(TASK DESCRIPTION): Copy the data that follows, character for character, minus the pictures.

(DATA PROVIDED):
--- Start ---
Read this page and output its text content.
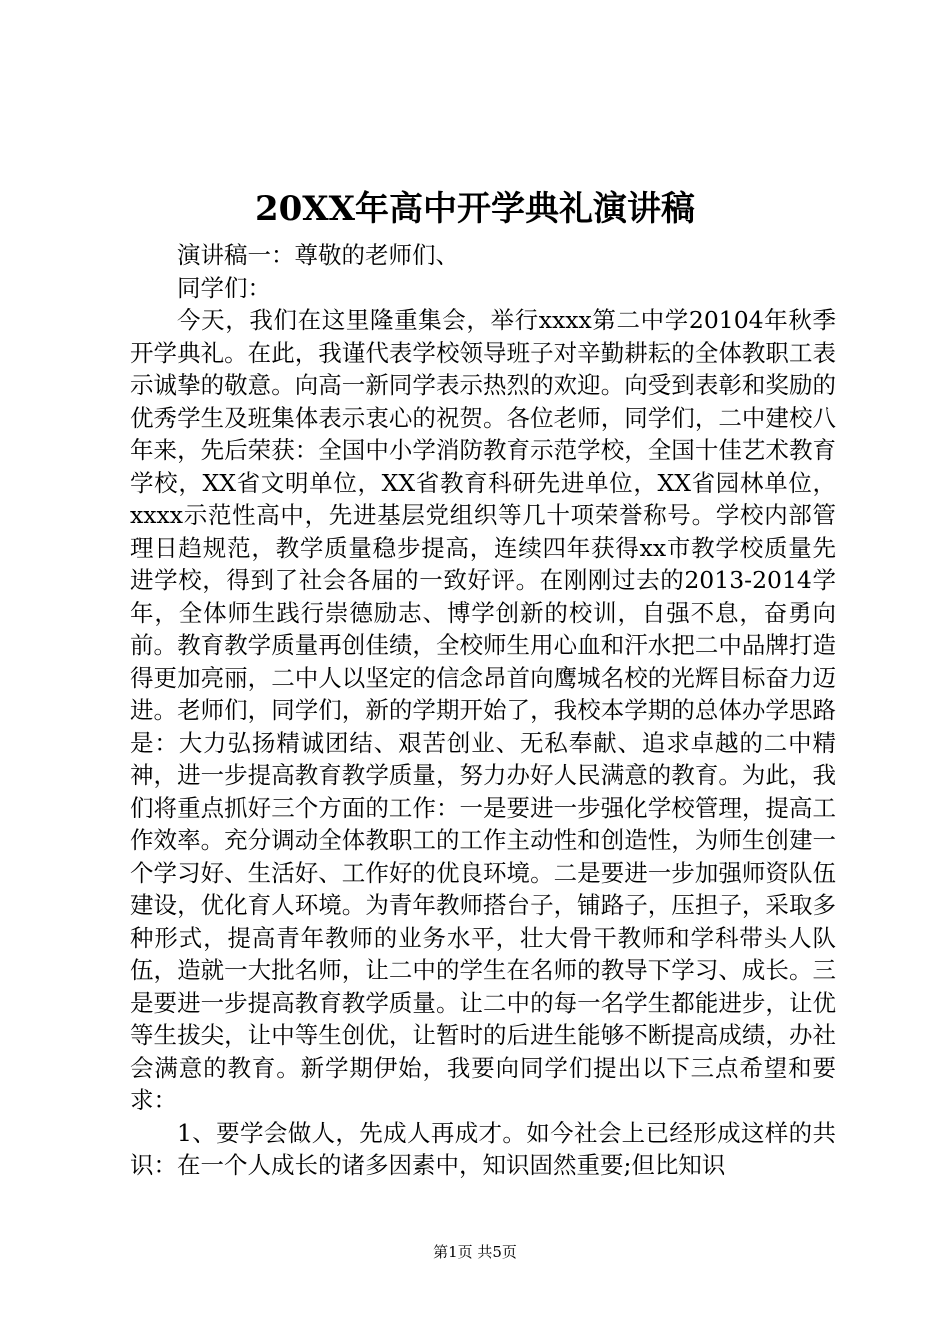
20XX年高中开学典礼演讲稿

演讲稿一：尊敬的老师们、

同学们：

今天，我们在这里隆重集会，举行xxxx第二中学20104年秋季开学典礼。在此，我谨代表学校领导班子对辛勤耕耘的全体教职工表示诚挚的敬意。向高一新同学表示热烈的欢迎。向受到表彰和奖励的优秀学生及班集体表示衷心的祝贺。各位老师，同学们，二中建校八年来，先后荣获：全国中小学消防教育示范学校，全国十佳艺术教育学校，XX省文明单位，XX省教育科研先进单位，XX省园林单位，xxxx示范性高中，先进基层党组织等几十项荣誉称号。学校内部管理日趋规范，教学质量稳步提高，连续四年获得xx市教学校质量先进学校，得到了社会各届的一致好评。在刚刚过去的2013-2014学年，全体师生践行崇德励志、博学创新的校训，自强不息，奋勇向前。教育教学质量再创佳绩，全校师生用心血和汗水把二中品牌打造得更加亮丽，二中人以坚定的信念昂首向鹰城名校的光辉目标奋力迈进。老师们，同学们，新的学期开始了，我校本学期的总体办学思路是：大力弘扬精诚团结、艰苦创业、无私奉献、追求卓越的二中精神，进一步提高教育教学质量，努力办好人民满意的教育。为此，我们将重点抓好三个方面的工作：一是要进一步强化学校管理，提高工作效率。充分调动全体教职工的工作主动性和创造性，为师生创建一个学习好、生活好、工作好的优良环境。二是要进一步加强师资队伍建设，优化育人环境。为青年教师搭台子，铺路子，压担子，采取多种形式，提高青年教师的业务水平，壮大骨干教师和学科带头人队伍，造就一大批名师，让二中的学生在名师的教导下学习、成长。三是要进一步提高教育教学质量。让二中的每一名学生都能进步，让优等生拔尖，让中等生创优，让暂时的后进生能够不断提高成绩，办社会满意的教育。新学期伊始，我要向同学们提出以下三点希望和要求：

1、要学会做人，先成人再成才。如今社会上已经形成这样的共识：在一个人成长的诸多因素中，知识固然重要;但比知识

第1页 共5页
--- End ---
(RESULT FOR THIS EXERCISE):
Read this page and output its text content.
20XX年高中开学典礼演讲稿

演讲稿一：尊敬的老师们、

同学们：

今天，我们在这里隆重集会，举行xxxx第二中学20104年秋季开学典礼。在此，我谨代表学校领导班子对辛勤耕耘的全体教职工表示诚挚的敬意。向高一新同学表示热烈的欢迎。向受到表彰和奖励的优秀学生及班集体表示衷心的祝贺。各位老师，同学们，二中建校八年来，先后荣获：全国中小学消防教育示范学校，全国十佳艺术教育学校，XX省文明单位，XX省教育科研先进单位，XX省园林单位，xxxx示范性高中，先进基层党组织等几十项荣誉称号。学校内部管理日趋规范，教学质量稳步提高，连续四年获得xx市教学校质量先进学校，得到了社会各届的一致好评。在刚刚过去的2013-2014学年，全体师生践行崇德励志、博学创新的校训，自强不息，奋勇向前。教育教学质量再创佳绩，全校师生用心血和汗水把二中品牌打造得更加亮丽，二中人以坚定的信念昂首向鹰城名校的光辉目标奋力迈进。老师们，同学们，新的学期开始了，我校本学期的总体办学思路是：大力弘扬精诚团结、艰苦创业、无私奉献、追求卓越的二中精神，进一步提高教育教学质量，努力办好人民满意的教育。为此，我们将重点抓好三个方面的工作：一是要进一步强化学校管理，提高工作效率。充分调动全体教职工的工作主动性和创造性，为师生创建一个学习好、生活好、工作好的优良环境。二是要进一步加强师资队伍建设，优化育人环境。为青年教师搭台子，铺路子，压担子，采取多种形式，提高青年教师的业务水平，壮大骨干教师和学科带头人队伍，造就一大批名师，让二中的学生在名师的教导下学习、成长。三是要进一步提高教育教学质量。让二中的每一名学生都能进步，让优等生拔尖，让中等生创优，让暂时的后进生能够不断提高成绩，办社会满意的教育。新学期伊始，我要向同学们提出以下三点希望和要求：

1、要学会做人，先成人再成才。如今社会上已经形成这样的共识：在一个人成长的诸多因素中，知识固然重要;但比知识

第1页 共5页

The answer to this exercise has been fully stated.